GOAL: Entries follow. Set all of them down as they stand.

PROVIDED RECORDS:
· · · · ·

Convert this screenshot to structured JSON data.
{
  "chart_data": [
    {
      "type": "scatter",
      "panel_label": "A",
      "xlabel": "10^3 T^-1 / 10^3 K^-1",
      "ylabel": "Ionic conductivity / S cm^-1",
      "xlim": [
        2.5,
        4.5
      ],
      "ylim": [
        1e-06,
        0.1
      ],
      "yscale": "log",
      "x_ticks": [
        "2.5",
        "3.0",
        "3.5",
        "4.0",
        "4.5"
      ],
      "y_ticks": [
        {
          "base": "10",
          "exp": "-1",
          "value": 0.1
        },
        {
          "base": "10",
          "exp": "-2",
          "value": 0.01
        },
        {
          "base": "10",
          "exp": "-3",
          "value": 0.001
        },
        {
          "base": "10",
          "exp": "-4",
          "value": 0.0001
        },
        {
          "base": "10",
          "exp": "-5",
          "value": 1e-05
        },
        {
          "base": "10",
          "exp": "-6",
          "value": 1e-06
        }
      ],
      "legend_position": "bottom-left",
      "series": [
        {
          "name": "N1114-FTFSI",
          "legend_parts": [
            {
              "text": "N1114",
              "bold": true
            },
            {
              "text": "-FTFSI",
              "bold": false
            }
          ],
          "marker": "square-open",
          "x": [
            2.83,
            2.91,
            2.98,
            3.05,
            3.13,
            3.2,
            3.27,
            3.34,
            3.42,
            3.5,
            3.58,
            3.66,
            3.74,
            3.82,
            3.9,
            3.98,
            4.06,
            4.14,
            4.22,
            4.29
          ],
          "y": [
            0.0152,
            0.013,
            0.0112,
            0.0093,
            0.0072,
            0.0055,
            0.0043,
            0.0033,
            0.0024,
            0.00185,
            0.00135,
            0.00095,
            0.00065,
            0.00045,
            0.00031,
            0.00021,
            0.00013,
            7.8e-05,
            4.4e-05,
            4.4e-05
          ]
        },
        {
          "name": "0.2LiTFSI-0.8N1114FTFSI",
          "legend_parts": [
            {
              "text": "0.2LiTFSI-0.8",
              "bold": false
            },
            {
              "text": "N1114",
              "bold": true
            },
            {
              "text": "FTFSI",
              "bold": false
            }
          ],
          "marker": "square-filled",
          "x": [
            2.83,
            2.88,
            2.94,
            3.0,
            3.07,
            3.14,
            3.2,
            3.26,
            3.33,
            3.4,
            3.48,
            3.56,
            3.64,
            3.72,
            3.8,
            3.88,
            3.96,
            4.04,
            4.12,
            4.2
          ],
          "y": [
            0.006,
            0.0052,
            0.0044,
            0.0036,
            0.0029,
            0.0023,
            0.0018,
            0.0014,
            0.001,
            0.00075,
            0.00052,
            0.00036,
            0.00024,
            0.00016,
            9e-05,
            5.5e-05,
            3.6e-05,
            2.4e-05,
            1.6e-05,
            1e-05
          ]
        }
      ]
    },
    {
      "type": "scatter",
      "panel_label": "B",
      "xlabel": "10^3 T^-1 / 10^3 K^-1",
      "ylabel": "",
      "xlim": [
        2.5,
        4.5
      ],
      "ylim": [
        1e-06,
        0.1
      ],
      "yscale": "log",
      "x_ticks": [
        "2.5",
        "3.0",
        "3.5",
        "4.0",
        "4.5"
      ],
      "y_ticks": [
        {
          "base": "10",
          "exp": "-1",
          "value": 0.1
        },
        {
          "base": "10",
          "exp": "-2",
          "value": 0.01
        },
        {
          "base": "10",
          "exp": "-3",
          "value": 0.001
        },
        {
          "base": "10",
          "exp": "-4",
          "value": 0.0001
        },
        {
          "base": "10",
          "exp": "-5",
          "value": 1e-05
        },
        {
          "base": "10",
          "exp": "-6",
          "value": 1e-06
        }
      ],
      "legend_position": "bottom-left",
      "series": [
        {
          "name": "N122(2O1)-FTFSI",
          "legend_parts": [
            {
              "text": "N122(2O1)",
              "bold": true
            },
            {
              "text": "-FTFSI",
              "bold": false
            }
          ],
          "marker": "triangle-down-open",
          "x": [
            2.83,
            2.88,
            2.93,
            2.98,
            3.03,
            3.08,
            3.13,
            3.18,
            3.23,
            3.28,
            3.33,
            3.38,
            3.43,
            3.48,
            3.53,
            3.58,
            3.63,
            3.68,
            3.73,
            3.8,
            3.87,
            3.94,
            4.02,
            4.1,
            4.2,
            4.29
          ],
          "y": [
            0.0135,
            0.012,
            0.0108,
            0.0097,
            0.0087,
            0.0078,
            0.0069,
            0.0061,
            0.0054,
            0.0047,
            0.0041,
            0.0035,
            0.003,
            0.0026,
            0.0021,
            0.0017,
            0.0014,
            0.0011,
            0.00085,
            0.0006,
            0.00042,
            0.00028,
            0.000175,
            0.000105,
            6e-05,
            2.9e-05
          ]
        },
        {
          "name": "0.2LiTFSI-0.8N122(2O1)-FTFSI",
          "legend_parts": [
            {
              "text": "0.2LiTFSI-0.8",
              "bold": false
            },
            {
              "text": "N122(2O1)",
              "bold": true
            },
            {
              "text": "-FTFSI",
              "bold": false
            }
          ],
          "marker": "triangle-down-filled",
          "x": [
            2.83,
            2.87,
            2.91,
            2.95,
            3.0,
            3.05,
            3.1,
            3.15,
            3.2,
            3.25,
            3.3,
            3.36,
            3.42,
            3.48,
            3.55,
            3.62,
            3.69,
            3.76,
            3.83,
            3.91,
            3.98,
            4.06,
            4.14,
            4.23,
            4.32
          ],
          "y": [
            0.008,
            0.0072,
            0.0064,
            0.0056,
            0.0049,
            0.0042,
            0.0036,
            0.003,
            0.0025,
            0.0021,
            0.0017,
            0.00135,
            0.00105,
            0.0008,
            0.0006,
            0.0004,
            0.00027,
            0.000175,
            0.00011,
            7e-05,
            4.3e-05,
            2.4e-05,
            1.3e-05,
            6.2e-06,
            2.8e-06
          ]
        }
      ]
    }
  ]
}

· · · · ·

TASK RESULT:
Convert this screenshot to structured JSON data.
{
  "chart_data": [
    {
      "type": "scatter",
      "panel_label": "A",
      "xlabel": "10^3 T^-1 / 10^3 K^-1",
      "ylabel": "Ionic conductivity / S cm^-1",
      "xlim": [
        2.5,
        4.5
      ],
      "ylim": [
        1e-06,
        0.1
      ],
      "yscale": "log",
      "x_ticks": [
        "2.5",
        "3.0",
        "3.5",
        "4.0",
        "4.5"
      ],
      "y_ticks": [
        {
          "base": "10",
          "exp": "-1",
          "value": 0.1
        },
        {
          "base": "10",
          "exp": "-2",
          "value": 0.01
        },
        {
          "base": "10",
          "exp": "-3",
          "value": 0.001
        },
        {
          "base": "10",
          "exp": "-4",
          "value": 0.0001
        },
        {
          "base": "10",
          "exp": "-5",
          "value": 1e-05
        },
        {
          "base": "10",
          "exp": "-6",
          "value": 1e-06
        }
      ],
      "legend_position": "bottom-left",
      "series": [
        {
          "name": "N1114-FTFSI",
          "legend_parts": [
            {
              "text": "N1114",
              "bold": true
            },
            {
              "text": "-FTFSI",
              "bold": false
            }
          ],
          "marker": "square-open",
          "x": [
            2.83,
            2.91,
            2.98,
            3.05,
            3.13,
            3.2,
            3.27,
            3.34,
            3.42,
            3.5,
            3.58,
            3.66,
            3.74,
            3.82,
            3.9,
            3.98,
            4.06,
            4.14,
            4.22,
            4.29
          ],
          "y": [
            0.0152,
            0.013,
            0.0112,
            0.0093,
            0.0072,
            0.0055,
            0.0043,
            0.0033,
            0.0024,
            0.00185,
            0.00135,
            0.00095,
            0.00065,
            0.00045,
            0.00031,
            0.00021,
            0.00013,
            7.8e-05,
            4.4e-05,
            4.4e-05
          ]
        },
        {
          "name": "0.2LiTFSI-0.8N1114FTFSI",
          "legend_parts": [
            {
              "text": "0.2LiTFSI-0.8",
              "bold": false
            },
            {
              "text": "N1114",
              "bold": true
            },
            {
              "text": "FTFSI",
              "bold": false
            }
          ],
          "marker": "square-filled",
          "x": [
            2.83,
            2.88,
            2.94,
            3.0,
            3.07,
            3.14,
            3.2,
            3.26,
            3.33,
            3.4,
            3.48,
            3.56,
            3.64,
            3.72,
            3.8,
            3.88,
            3.96,
            4.04,
            4.12,
            4.2
          ],
          "y": [
            0.006,
            0.0052,
            0.0044,
            0.0036,
            0.0029,
            0.0023,
            0.0018,
            0.0014,
            0.001,
            0.00075,
            0.00052,
            0.00036,
            0.00024,
            0.00016,
            9e-05,
            5.5e-05,
            3.6e-05,
            2.4e-05,
            1.6e-05,
            1e-05
          ]
        }
      ]
    },
    {
      "type": "scatter",
      "panel_label": "B",
      "xlabel": "10^3 T^-1 / 10^3 K^-1",
      "ylabel": "",
      "xlim": [
        2.5,
        4.5
      ],
      "ylim": [
        1e-06,
        0.1
      ],
      "yscale": "log",
      "x_ticks": [
        "2.5",
        "3.0",
        "3.5",
        "4.0",
        "4.5"
      ],
      "y_ticks": [
        {
          "base": "10",
          "exp": "-1",
          "value": 0.1
        },
        {
          "base": "10",
          "exp": "-2",
          "value": 0.01
        },
        {
          "base": "10",
          "exp": "-3",
          "value": 0.001
        },
        {
          "base": "10",
          "exp": "-4",
          "value": 0.0001
        },
        {
          "base": "10",
          "exp": "-5",
          "value": 1e-05
        },
        {
          "base": "10",
          "exp": "-6",
          "value": 1e-06
        }
      ],
      "legend_position": "bottom-left",
      "series": [
        {
          "name": "N122(2O1)-FTFSI",
          "legend_parts": [
            {
              "text": "N122(2O1)",
              "bold": true
            },
            {
              "text": "-FTFSI",
              "bold": false
            }
          ],
          "marker": "triangle-down-open",
          "x": [
            2.83,
            2.88,
            2.93,
            2.98,
            3.03,
            3.08,
            3.13,
            3.18,
            3.23,
            3.28,
            3.33,
            3.38,
            3.43,
            3.48,
            3.53,
            3.58,
            3.63,
            3.68,
            3.73,
            3.8,
            3.87,
            3.94,
            4.02,
            4.1,
            4.2,
            4.29
          ],
          "y": [
            0.0135,
            0.012,
            0.0108,
            0.0097,
            0.0087,
            0.0078,
            0.0069,
            0.0061,
            0.0054,
            0.0047,
            0.0041,
            0.0035,
            0.003,
            0.0026,
            0.0021,
            0.0017,
            0.0014,
            0.0011,
            0.00085,
            0.0006,
            0.00042,
            0.00028,
            0.000175,
            0.000105,
            6e-05,
            2.9e-05
          ]
        },
        {
          "name": "0.2LiTFSI-0.8N122(2O1)-FTFSI",
          "legend_parts": [
            {
              "text": "0.2LiTFSI-0.8",
              "bold": false
            },
            {
              "text": "N122(2O1)",
              "bold": true
            },
            {
              "text": "-FTFSI",
              "bold": false
            }
          ],
          "marker": "triangle-down-filled",
          "x": [
            2.83,
            2.87,
            2.91,
            2.95,
            3.0,
            3.05,
            3.1,
            3.15,
            3.2,
            3.25,
            3.3,
            3.36,
            3.42,
            3.48,
            3.55,
            3.62,
            3.69,
            3.76,
            3.83,
            3.91,
            3.98,
            4.06,
            4.14,
            4.23,
            4.32
          ],
          "y": [
            0.008,
            0.0072,
            0.0064,
            0.0056,
            0.0049,
            0.0042,
            0.0036,
            0.003,
            0.0025,
            0.0021,
            0.0017,
            0.00135,
            0.00105,
            0.0008,
            0.0006,
            0.0004,
            0.00027,
            0.000175,
            0.00011,
            7e-05,
            4.3e-05,
            2.4e-05,
            1.3e-05,
            6.2e-06,
            2.8e-06
          ]
        }
      ]
    }
  ]
}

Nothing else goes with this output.